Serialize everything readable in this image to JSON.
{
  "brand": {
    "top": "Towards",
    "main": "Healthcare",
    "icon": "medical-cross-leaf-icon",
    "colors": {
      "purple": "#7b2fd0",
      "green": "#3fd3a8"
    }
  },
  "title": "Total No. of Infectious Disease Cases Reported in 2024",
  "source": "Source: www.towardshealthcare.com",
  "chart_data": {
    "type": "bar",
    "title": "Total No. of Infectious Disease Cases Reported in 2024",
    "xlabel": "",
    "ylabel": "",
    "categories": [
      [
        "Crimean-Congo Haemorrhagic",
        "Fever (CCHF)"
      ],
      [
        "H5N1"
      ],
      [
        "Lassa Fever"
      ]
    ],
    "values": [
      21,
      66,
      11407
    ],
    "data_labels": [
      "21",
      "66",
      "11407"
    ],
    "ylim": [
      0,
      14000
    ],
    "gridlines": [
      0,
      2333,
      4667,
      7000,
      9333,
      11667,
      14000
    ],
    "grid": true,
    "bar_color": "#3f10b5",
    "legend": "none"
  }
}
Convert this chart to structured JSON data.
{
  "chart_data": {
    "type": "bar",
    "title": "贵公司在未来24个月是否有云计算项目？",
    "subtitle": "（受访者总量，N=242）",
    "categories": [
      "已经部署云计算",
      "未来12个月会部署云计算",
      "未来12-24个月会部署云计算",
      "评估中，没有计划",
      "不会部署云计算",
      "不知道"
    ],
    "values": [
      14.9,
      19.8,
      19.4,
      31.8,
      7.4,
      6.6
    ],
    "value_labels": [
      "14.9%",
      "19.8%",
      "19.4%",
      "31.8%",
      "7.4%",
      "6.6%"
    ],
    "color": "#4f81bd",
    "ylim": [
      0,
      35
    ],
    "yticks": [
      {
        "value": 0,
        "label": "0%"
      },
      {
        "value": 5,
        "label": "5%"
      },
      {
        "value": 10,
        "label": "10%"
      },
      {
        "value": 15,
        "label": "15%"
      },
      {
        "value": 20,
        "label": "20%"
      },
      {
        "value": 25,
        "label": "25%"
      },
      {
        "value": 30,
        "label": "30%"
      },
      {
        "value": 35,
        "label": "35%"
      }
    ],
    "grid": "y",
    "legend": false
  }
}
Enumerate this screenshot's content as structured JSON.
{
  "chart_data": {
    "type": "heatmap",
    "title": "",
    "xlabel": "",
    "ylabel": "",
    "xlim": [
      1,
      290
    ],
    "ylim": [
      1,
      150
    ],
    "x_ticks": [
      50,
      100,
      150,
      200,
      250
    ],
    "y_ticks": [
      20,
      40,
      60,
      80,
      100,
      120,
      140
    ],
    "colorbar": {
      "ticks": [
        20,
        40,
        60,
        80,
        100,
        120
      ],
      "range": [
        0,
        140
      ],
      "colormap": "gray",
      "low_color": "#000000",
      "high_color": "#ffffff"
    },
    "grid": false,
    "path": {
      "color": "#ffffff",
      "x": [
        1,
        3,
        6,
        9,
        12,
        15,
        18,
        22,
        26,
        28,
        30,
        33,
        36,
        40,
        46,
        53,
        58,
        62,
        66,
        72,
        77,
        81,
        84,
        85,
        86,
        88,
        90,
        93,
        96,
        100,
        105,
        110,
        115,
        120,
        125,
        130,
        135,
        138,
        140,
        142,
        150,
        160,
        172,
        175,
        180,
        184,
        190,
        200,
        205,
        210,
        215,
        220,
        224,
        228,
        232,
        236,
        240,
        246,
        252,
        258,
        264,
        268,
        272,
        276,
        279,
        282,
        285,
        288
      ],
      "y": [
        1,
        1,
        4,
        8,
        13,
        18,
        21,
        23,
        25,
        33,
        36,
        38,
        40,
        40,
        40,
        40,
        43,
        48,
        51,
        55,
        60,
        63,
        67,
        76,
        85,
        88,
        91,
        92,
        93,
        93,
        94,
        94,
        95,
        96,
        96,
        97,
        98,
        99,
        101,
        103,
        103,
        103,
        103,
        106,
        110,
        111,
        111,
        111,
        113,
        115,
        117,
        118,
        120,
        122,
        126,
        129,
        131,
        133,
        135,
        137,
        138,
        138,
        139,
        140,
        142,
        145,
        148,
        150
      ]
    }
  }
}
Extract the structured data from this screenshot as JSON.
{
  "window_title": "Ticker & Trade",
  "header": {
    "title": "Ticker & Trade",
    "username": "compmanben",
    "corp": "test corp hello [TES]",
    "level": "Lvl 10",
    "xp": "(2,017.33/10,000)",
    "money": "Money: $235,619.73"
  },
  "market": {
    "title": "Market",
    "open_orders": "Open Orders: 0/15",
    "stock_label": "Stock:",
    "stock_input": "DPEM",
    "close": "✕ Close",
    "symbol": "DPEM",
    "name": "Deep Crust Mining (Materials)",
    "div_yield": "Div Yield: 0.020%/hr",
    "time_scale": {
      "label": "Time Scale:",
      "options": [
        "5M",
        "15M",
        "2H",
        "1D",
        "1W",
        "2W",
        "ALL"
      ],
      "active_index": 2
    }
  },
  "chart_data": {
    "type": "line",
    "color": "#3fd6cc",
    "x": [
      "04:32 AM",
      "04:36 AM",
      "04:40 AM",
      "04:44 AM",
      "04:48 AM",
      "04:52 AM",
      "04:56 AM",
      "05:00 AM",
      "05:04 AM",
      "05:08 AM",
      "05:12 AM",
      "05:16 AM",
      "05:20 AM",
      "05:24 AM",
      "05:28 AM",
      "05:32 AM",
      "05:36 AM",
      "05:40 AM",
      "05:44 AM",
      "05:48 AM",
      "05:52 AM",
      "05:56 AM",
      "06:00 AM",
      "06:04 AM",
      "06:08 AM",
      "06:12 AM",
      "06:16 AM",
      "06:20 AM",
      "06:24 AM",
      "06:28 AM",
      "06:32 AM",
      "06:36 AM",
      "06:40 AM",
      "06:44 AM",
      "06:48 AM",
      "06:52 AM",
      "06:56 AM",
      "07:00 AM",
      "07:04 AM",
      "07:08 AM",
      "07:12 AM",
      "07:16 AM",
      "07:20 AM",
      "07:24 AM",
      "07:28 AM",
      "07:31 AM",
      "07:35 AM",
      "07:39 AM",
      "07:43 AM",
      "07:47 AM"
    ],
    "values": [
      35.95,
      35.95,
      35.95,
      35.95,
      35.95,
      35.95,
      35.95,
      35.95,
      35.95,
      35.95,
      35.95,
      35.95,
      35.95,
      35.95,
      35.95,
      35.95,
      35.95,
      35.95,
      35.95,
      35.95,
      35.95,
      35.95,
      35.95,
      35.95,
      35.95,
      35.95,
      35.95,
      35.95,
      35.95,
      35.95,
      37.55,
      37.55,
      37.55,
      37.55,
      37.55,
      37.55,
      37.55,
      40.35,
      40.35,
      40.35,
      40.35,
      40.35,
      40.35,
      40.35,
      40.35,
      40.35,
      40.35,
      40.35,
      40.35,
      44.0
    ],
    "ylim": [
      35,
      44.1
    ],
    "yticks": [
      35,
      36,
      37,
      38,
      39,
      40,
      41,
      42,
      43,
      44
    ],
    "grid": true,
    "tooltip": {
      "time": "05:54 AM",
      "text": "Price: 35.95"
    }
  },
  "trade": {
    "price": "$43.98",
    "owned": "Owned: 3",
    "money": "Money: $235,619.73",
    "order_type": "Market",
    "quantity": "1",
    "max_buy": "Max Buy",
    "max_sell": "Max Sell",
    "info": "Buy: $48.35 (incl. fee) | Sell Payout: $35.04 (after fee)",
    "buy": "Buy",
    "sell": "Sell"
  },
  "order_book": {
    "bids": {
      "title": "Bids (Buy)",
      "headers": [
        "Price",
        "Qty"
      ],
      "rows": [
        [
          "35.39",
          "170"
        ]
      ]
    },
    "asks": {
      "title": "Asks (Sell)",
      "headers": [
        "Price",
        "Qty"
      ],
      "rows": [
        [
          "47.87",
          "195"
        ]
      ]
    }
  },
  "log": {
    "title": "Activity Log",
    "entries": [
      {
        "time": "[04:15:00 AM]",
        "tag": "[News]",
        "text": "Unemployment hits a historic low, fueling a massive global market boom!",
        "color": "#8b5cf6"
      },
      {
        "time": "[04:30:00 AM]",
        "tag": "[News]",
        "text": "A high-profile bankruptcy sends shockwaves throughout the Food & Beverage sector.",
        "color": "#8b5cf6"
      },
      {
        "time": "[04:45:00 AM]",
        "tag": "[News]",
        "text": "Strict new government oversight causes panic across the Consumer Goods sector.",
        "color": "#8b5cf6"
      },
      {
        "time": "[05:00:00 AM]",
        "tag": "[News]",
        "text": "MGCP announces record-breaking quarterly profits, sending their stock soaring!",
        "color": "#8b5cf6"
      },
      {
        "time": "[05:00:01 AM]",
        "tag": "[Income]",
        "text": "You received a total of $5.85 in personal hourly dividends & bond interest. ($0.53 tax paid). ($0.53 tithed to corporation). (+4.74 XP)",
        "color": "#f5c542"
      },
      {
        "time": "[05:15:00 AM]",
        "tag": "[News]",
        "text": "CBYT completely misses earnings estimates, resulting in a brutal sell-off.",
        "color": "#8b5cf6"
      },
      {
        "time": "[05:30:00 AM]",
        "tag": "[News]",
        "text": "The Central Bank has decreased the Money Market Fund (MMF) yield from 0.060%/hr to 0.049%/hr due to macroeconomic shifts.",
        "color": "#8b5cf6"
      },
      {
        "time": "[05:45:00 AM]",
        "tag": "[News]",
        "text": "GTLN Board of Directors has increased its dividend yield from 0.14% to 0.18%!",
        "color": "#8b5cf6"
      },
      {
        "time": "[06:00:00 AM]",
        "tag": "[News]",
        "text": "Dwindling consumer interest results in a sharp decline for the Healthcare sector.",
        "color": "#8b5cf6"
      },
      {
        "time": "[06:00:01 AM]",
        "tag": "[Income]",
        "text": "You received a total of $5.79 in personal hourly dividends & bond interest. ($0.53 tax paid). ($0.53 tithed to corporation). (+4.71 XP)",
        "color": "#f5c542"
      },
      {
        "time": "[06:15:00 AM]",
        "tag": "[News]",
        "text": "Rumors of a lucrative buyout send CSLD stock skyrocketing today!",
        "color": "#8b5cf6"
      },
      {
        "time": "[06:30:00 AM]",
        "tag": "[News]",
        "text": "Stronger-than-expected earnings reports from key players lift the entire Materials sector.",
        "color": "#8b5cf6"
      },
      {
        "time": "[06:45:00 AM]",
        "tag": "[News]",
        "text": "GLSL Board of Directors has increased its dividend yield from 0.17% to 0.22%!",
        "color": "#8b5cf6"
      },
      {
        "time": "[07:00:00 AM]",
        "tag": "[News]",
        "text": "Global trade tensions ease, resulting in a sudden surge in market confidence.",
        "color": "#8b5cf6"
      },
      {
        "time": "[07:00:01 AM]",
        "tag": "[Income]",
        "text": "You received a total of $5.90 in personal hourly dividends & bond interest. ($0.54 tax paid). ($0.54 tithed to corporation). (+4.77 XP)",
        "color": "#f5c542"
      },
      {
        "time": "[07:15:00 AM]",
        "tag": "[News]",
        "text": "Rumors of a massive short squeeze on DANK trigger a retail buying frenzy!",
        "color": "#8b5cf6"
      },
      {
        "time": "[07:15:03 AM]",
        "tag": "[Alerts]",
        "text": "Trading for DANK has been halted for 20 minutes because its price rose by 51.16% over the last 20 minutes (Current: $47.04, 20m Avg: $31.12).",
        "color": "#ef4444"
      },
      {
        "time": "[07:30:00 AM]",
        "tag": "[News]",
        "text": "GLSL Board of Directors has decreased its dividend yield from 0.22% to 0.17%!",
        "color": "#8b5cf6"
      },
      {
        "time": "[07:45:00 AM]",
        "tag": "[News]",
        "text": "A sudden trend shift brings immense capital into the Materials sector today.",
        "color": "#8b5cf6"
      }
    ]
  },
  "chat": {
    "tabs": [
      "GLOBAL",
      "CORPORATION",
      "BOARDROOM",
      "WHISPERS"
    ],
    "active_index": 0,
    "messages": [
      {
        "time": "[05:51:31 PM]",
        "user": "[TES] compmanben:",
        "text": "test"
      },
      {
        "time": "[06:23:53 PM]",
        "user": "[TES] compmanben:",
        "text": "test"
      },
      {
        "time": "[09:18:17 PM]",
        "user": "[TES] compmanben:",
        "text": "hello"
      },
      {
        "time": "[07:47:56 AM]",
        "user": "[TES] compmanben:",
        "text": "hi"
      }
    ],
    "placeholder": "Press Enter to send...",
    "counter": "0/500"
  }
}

□ □ □ □ □

## To be done
Copy every line of the records above that holds the word "dividends".

## Final result
        "text": "You received a total of $5.85 in personal hourly dividends & bond interest. ($0.53 tax paid). ($0.53 tithed to corporation). (+4.74 XP)",
        "text": "You received a total of $5.79 in personal hourly dividends & bond interest. ($0.53 tax paid). ($0.53 tithed to corporation). (+4.71 XP)",
        "text": "You received a total of $5.90 in personal hourly dividends & bond interest. ($0.54 tax paid). ($0.54 tithed to corporation). (+4.77 XP)",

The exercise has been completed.